begin INPUT
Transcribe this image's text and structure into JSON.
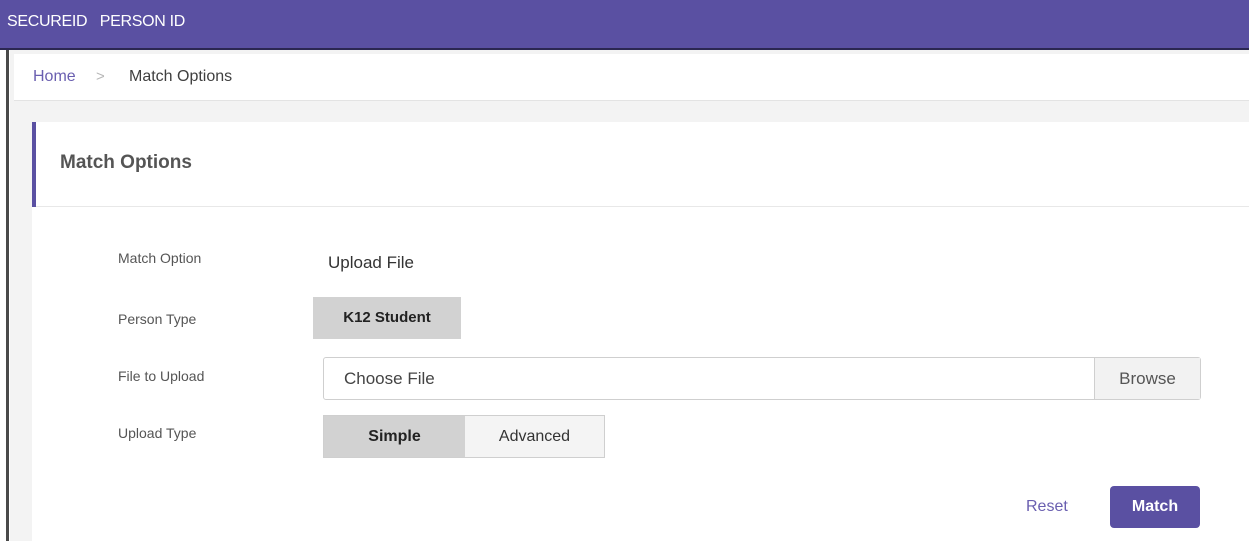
{
  "header": {
    "brand": "SECUREID   PERSON ID"
  },
  "breadcrumb": {
    "home": "Home",
    "separator": ">",
    "current": "Match Options"
  },
  "panel": {
    "title": "Match Options"
  },
  "form": {
    "match_option": {
      "label": "Match Option",
      "value": "Upload File"
    },
    "person_type": {
      "label": "Person Type",
      "value": "K12 Student"
    },
    "file_to_upload": {
      "label": "File to Upload",
      "placeholder": "Choose File",
      "browse_label": "Browse"
    },
    "upload_type": {
      "label": "Upload Type",
      "options": [
        "Simple",
        "Advanced"
      ],
      "selected": "Simple"
    }
  },
  "actions": {
    "reset_label": "Reset",
    "match_label": "Match"
  },
  "colors": {
    "brand": "#5a50a2",
    "link": "#6a5fb0",
    "badge_bg": "#d2d2d2"
  }
}
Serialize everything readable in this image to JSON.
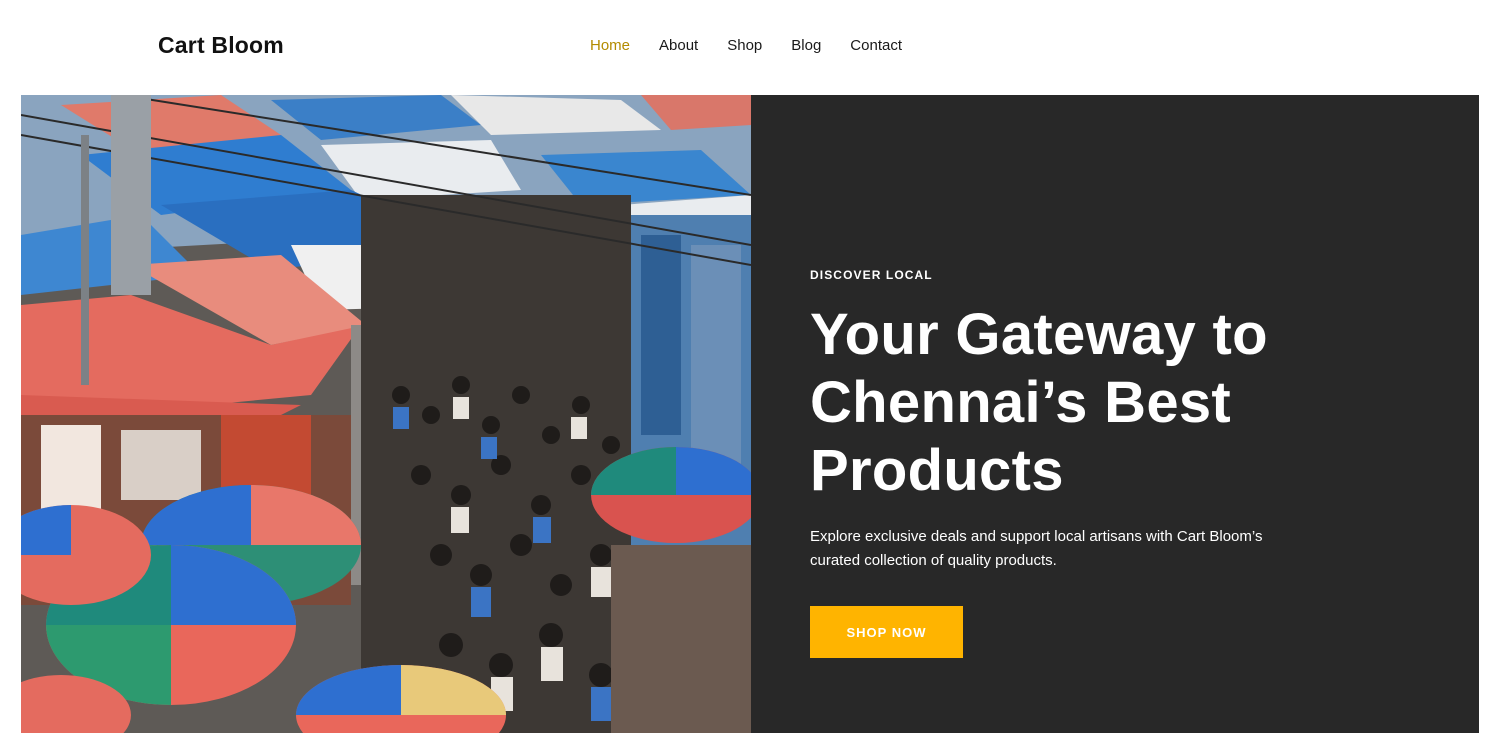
{
  "header": {
    "brand": "Cart Bloom",
    "nav": [
      {
        "label": "Home",
        "active": true
      },
      {
        "label": "About"
      },
      {
        "label": "Shop"
      },
      {
        "label": "Blog"
      },
      {
        "label": "Contact"
      }
    ]
  },
  "hero": {
    "eyebrow": "DISCOVER LOCAL",
    "headline": "Your Gateway to Chennai’s Best Products",
    "description": "Explore exclusive deals and support local artisans with Cart Bloom’s curated collection of quality products.",
    "cta_label": "SHOP NOW",
    "colors": {
      "panel": "#282828",
      "accent": "#ffb400",
      "active_nav": "#b38b00"
    }
  }
}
end INPUT
# EXERCISE DESCRIPTION
Leave out the pictures and print every line of the data exactly.

# EXERCISE SOLUTION
Transcribe this image's text and structure into JSON.
{
  "header": {
    "brand": "SECUREID   PERSON ID"
  },
  "breadcrumb": {
    "home": "Home",
    "separator": ">",
    "current": "Match Options"
  },
  "panel": {
    "title": "Match Options"
  },
  "form": {
    "match_option": {
      "label": "Match Option",
      "value": "Upload File"
    },
    "person_type": {
      "label": "Person Type",
      "value": "K12 Student"
    },
    "file_to_upload": {
      "label": "File to Upload",
      "placeholder": "Choose File",
      "browse_label": "Browse"
    },
    "upload_type": {
      "label": "Upload Type",
      "options": [
        "Simple",
        "Advanced"
      ],
      "selected": "Simple"
    }
  },
  "actions": {
    "reset_label": "Reset",
    "match_label": "Match"
  },
  "colors": {
    "brand": "#5a50a2",
    "link": "#6a5fb0",
    "badge_bg": "#d2d2d2"
  }
}
Serialize everything readable in this image to JSON.
{
  "header": {
    "brand": "Cart Bloom",
    "nav": [
      {
        "label": "Home",
        "active": true
      },
      {
        "label": "About"
      },
      {
        "label": "Shop"
      },
      {
        "label": "Blog"
      },
      {
        "label": "Contact"
      }
    ]
  },
  "hero": {
    "eyebrow": "DISCOVER LOCAL",
    "headline": "Your Gateway to Chennai’s Best Products",
    "description": "Explore exclusive deals and support local artisans with Cart Bloom’s curated collection of quality products.",
    "cta_label": "SHOP NOW",
    "colors": {
      "panel": "#282828",
      "accent": "#ffb400",
      "active_nav": "#b38b00"
    }
  }
}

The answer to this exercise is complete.